+++ LISTED ENTRIES +++
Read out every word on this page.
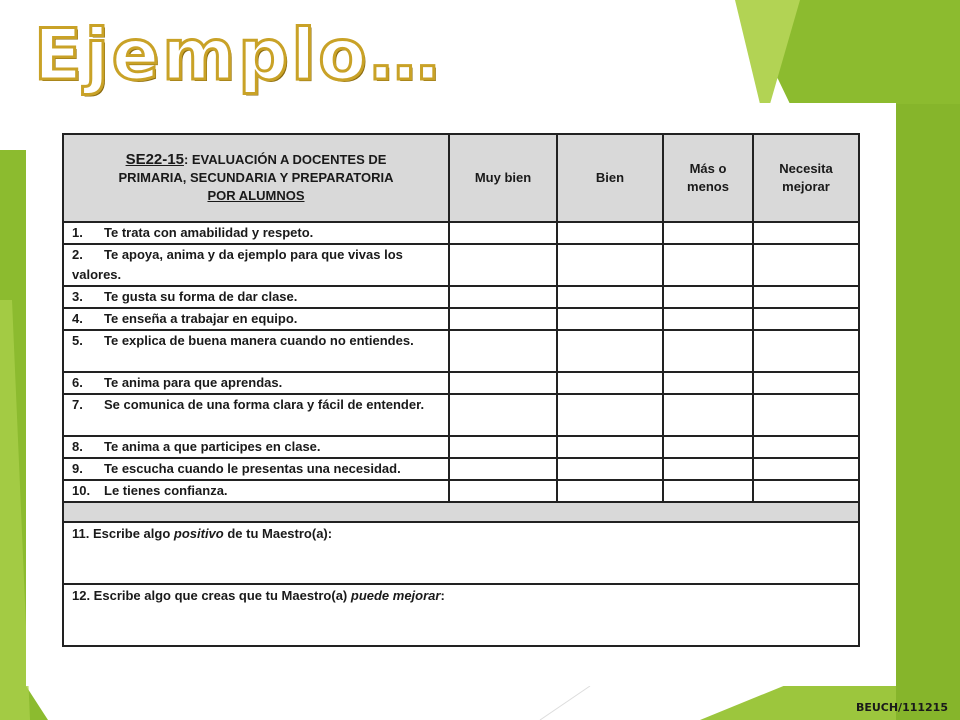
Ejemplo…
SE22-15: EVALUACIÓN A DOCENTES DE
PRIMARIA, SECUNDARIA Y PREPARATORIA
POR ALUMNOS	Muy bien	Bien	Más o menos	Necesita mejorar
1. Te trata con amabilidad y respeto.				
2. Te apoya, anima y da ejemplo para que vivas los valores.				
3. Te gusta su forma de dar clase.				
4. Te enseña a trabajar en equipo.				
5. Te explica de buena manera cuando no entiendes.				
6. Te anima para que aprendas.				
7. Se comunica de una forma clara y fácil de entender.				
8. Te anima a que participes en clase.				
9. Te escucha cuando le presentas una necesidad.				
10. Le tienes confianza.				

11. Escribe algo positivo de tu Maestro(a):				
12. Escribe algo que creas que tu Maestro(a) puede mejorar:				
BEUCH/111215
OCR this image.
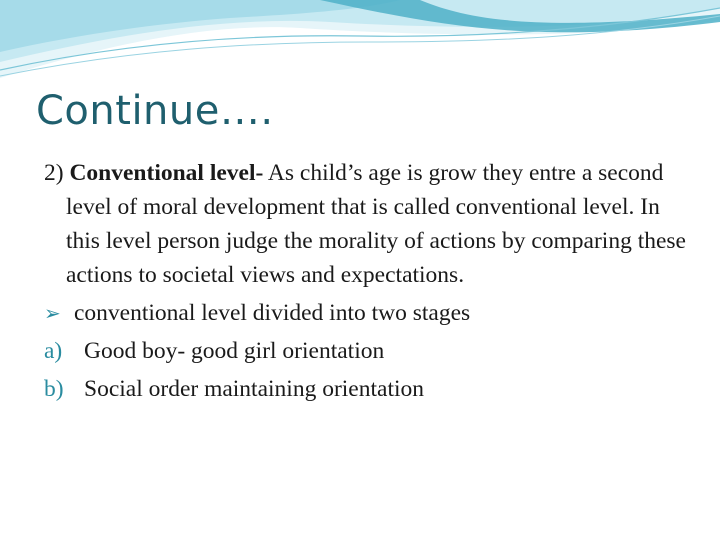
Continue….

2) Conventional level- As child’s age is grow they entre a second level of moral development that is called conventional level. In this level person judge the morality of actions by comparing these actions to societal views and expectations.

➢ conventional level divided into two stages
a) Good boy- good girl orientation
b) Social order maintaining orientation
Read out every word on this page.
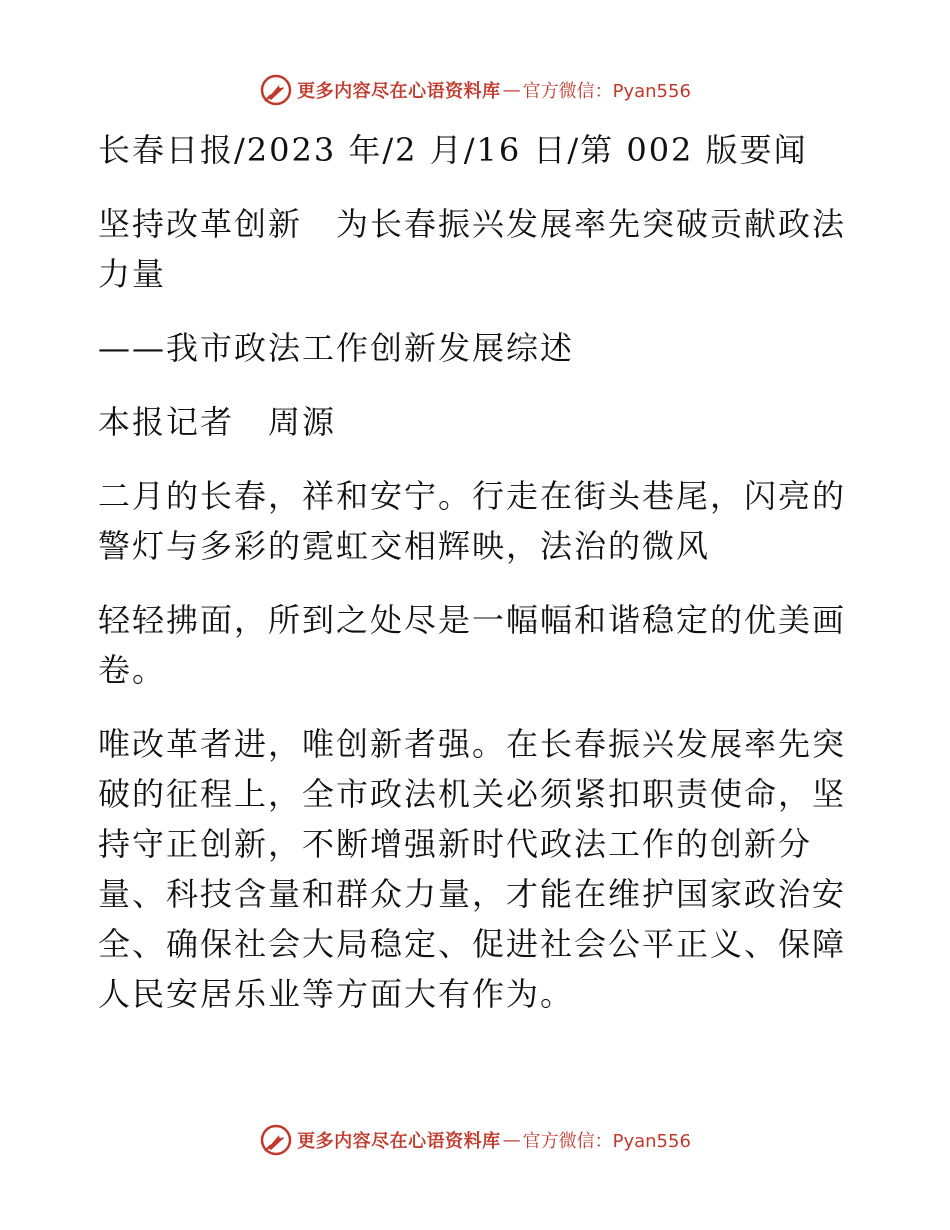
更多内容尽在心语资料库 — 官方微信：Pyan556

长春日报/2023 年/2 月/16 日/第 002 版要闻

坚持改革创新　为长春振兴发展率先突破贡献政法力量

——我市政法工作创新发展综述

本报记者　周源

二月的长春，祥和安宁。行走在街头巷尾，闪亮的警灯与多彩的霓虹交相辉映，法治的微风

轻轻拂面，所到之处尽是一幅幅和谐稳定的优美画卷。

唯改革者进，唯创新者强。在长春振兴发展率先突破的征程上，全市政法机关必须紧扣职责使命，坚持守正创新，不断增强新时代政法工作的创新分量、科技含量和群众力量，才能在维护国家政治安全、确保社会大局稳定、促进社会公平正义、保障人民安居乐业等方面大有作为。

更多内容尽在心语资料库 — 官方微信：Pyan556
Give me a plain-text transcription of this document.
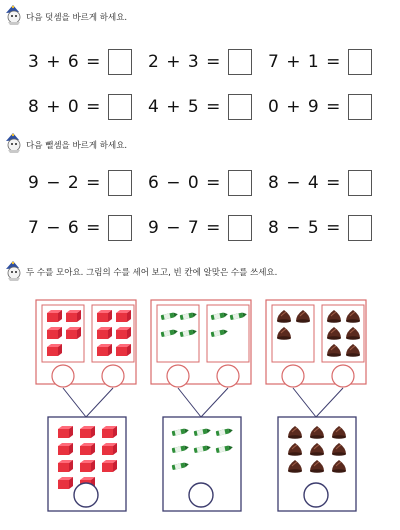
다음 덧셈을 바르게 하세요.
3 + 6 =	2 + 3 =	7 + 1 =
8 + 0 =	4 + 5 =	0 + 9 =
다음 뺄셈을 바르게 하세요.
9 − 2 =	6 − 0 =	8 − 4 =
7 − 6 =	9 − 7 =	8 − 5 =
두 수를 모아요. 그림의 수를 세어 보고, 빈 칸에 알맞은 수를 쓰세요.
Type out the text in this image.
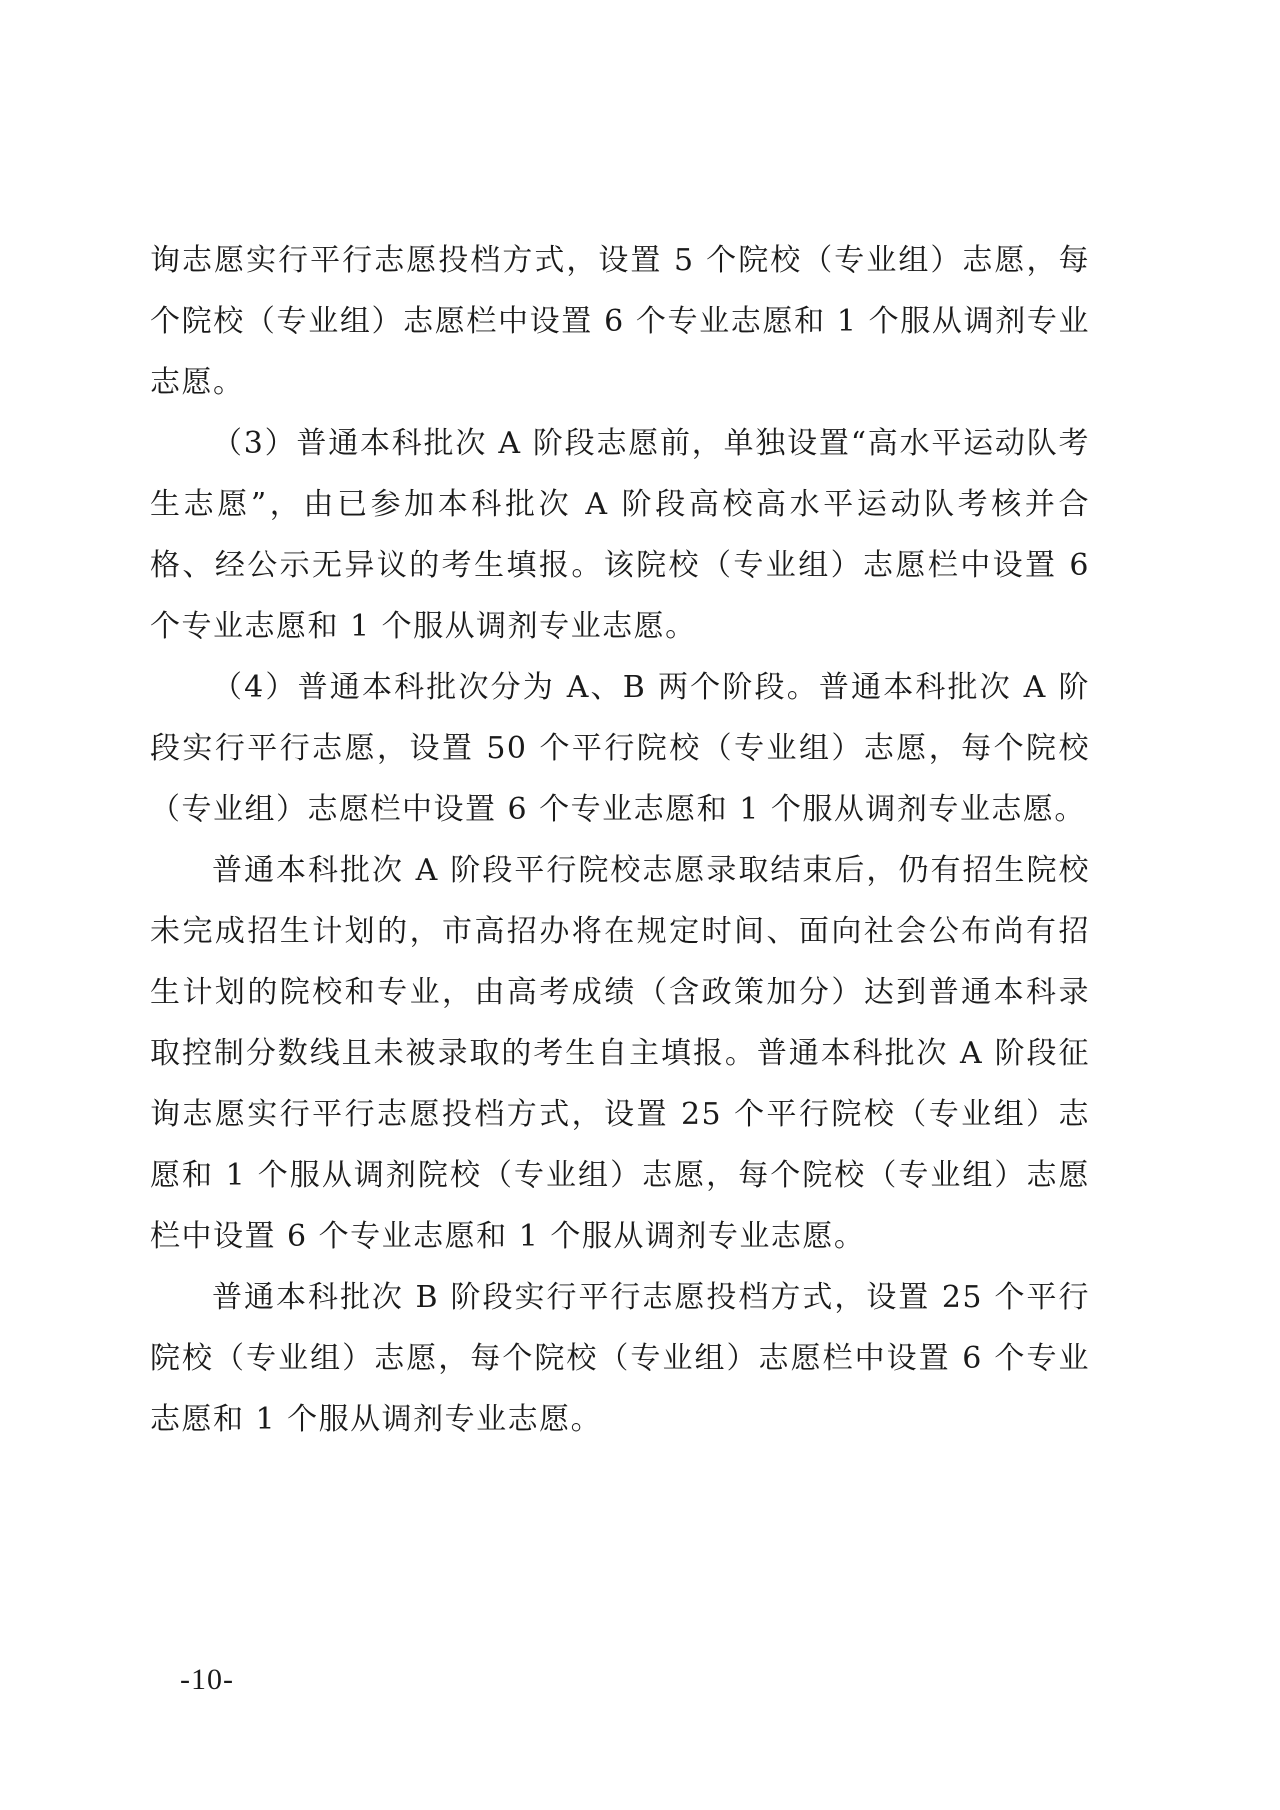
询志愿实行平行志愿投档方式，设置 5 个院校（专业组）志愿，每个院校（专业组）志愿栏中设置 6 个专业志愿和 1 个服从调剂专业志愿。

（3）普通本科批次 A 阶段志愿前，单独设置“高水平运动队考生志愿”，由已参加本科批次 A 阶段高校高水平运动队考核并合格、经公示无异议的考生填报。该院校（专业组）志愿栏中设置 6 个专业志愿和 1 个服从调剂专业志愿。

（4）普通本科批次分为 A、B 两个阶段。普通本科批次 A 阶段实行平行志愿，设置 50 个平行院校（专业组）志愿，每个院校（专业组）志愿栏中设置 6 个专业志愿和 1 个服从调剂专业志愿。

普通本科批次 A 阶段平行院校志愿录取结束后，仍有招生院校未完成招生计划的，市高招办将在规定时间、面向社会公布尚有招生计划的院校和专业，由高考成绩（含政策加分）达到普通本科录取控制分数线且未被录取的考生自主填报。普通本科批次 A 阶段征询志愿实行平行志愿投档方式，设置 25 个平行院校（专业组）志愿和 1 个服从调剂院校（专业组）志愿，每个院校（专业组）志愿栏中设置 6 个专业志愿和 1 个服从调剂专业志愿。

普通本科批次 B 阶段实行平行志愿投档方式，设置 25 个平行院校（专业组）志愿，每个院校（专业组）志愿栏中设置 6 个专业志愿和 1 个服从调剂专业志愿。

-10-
+++
Leaving the pictures aside, transcribe the entire listing exactly.

Read out every word on this page.
Ejemplo…
SE22-15: EVALUACIÓN A DOCENTES DE
PRIMARIA, SECUNDARIA Y PREPARATORIA
POR ALUMNOS	Muy bien	Bien	Más o menos	Necesita mejorar
1. Te trata con amabilidad y respeto.				
2. Te apoya, anima y da ejemplo para que vivas los valores.				
3. Te gusta su forma de dar clase.				
4. Te enseña a trabajar en equipo.				
5. Te explica de buena manera cuando no entiendes.				
6. Te anima para que aprendas.				
7. Se comunica de una forma clara y fácil de entender.				
8. Te anima a que participes en clase.				
9. Te escucha cuando le presentas una necesidad.				
10. Le tienes confianza.				

11. Escribe algo positivo de tu Maestro(a):				
12. Escribe algo que creas que tu Maestro(a) puede mejorar:				
BEUCH/111215
OCR this image.
Continue….

2) Conventional level- As child’s age is grow they entre a second level of moral development that is called conventional level. In this level person judge the morality of actions by comparing these actions to societal views and expectations.

➢ conventional level divided into two stages
a) Good boy- good girl orientation
b) Social order maintaining orientation
Read out every word on this page.
更多内容尽在心语资料库 — 官方微信：Pyan556

长春日报/2023 年/2 月/16 日/第 002 版要闻

坚持改革创新　为长春振兴发展率先突破贡献政法力量

——我市政法工作创新发展综述

本报记者　周源

二月的长春，祥和安宁。行走在街头巷尾，闪亮的警灯与多彩的霓虹交相辉映，法治的微风

轻轻拂面，所到之处尽是一幅幅和谐稳定的优美画卷。

唯改革者进，唯创新者强。在长春振兴发展率先突破的征程上，全市政法机关必须紧扣职责使命，坚持守正创新，不断增强新时代政法工作的创新分量、科技含量和群众力量，才能在维护国家政治安全、确保社会大局稳定、促进社会公平正义、保障人民安居乐业等方面大有作为。

更多内容尽在心语资料库 — 官方微信：Pyan556
Give me a plain-text transcription of this document.
다음 덧셈을 바르게 하세요.
3 + 6 =	2 + 3 =	7 + 1 =
8 + 0 =	4 + 5 =	0 + 9 =
다음 뺄셈을 바르게 하세요.
9 − 2 =	6 − 0 =	8 − 4 =
7 − 6 =	9 − 7 =	8 − 5 =
두 수를 모아요. 그림의 수를 세어 보고, 빈 칸에 알맞은 수를 쓰세요.
Type out the text in this image.
询志愿实行平行志愿投档方式，设置 5 个院校（专业组）志愿，每个院校（专业组）志愿栏中设置 6 个专业志愿和 1 个服从调剂专业志愿。

（3）普通本科批次 A 阶段志愿前，单独设置“高水平运动队考生志愿”，由已参加本科批次 A 阶段高校高水平运动队考核并合格、经公示无异议的考生填报。该院校（专业组）志愿栏中设置 6 个专业志愿和 1 个服从调剂专业志愿。

（4）普通本科批次分为 A、B 两个阶段。普通本科批次 A 阶段实行平行志愿，设置 50 个平行院校（专业组）志愿，每个院校（专业组）志愿栏中设置 6 个专业志愿和 1 个服从调剂专业志愿。

普通本科批次 A 阶段平行院校志愿录取结束后，仍有招生院校未完成招生计划的，市高招办将在规定时间、面向社会公布尚有招生计划的院校和专业，由高考成绩（含政策加分）达到普通本科录取控制分数线且未被录取的考生自主填报。普通本科批次 A 阶段征询志愿实行平行志愿投档方式，设置 25 个平行院校（专业组）志愿和 1 个服从调剂院校（专业组）志愿，每个院校（专业组）志愿栏中设置 6 个专业志愿和 1 个服从调剂专业志愿。

普通本科批次 B 阶段实行平行志愿投档方式，设置 25 个平行院校（专业组）志愿，每个院校（专业组）志愿栏中设置 6 个专业志愿和 1 个服从调剂专业志愿。

-10-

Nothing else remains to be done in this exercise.